» **GIVEN TEXT**
◇ ◇ ◇ ◇ ◇

A tie atop the leaderboard
Manny Machado and Ken Caminiti have both played MVP-caliber baseball for the Padres. Now they share something else in common.
Manny Machado turned on the pitch and admired his handiwork.
A no-doubter.
The solo bomb off David Robertson gave the Padres an 8-4 lead in Game 2 of the NLCS. It was a pretty important insurance run. But it also represented a significant team milestone: a tie for most career playoff home runs.
With the blast, Machado and Ken Caminiti share the franchise mark with five.
Here's a look back at Ken's five postseason home runs with the Padres.
1. 1996 NLDS Game 2
Ken's MVP season in 1996 carried the Padres to the division title on the last day of the season.
The Padres faced the Cardinals in the Division Series, and Ken — playing in the playoffs for the first time — was pressing in Game 1, and Game 2 opened in similar fashion.
After a second-inning strikeout, Ken came up again in the fifth inning, leading off against Andy Benes, his former Padres teammate. The Cardinals were leading 1–0, and the Padres still didn’t have a hit.
After two strikes, Ken stepped out of the box and collected himself.
He went back to shortening his swing, a tactic that had worked so well throughout the season. Benes pitched the ball inside and up and Ken was on it, lifting the ball over right fielder Brian Jordan and into the stands.
2 and 3. 1996 NLDS Game 3
Game 3 represented San Diego’s first home playoff game in twelve years.
But as the game wore on, it became a battle of one-upmanship between two players who wouldn’t quit: Caminiti and the Cardinals' Brian Jordan.
Ken hit a home run in the bottom of the third, and the home team built a 4–1 lead.
St. Louis answered, clogging the basepaths with runners and taking a 5–4 lead in the seventh inning.

◇ ◇ ◇ ◇ ◇

» **PROBLEMS**
a - In the Padres passage, which pitcher gave up Ken Caminiti's home run in Game 2 of the 1996 NLDS?
b - Name every baseball player mentioned in the Padres passage.
c - Reproduce the Padres passage word for word between "2 and 3. 1996" and "a 4–1 lead.", inclusive.
The data that comes next is separate material from the Padres passage.

» **PROVIDED DATA**
◇ ◇ ◇ ◇ ◇

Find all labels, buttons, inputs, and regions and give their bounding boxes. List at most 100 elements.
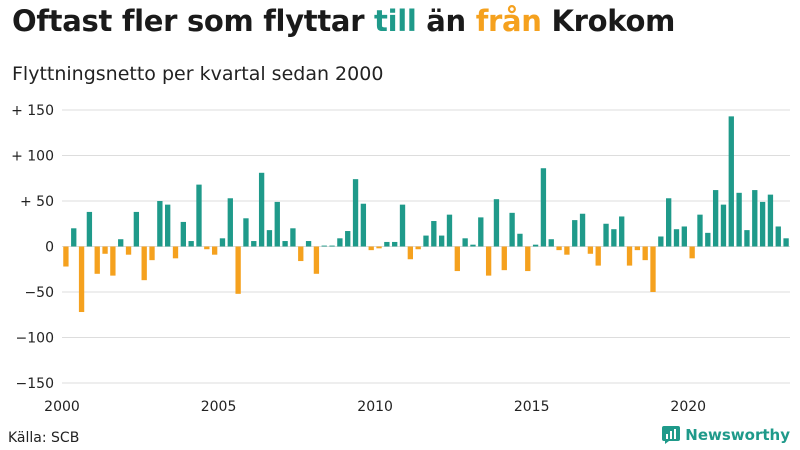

◇ ◇ ◇ ◇ ◇

» **SOLUTIONS TO THE EXERCISE**
a - Andy Benes, his former Padres teammate.

b - Manny Machado, Ken Caminiti, David Robertson, Andy Benes, Brian Jordan

c -
2 and 3. 1996 NLDS Game 3
Game 3 represented San Diego’s first home playoff game in twelve years.
But as the game wore on, it became a battle of one-upmanship between two players who wouldn’t quit: Caminiti and the Cardinals' Brian Jordan.
Ken hit a home run in the bottom of the third, and the home team built a 4–1 lead.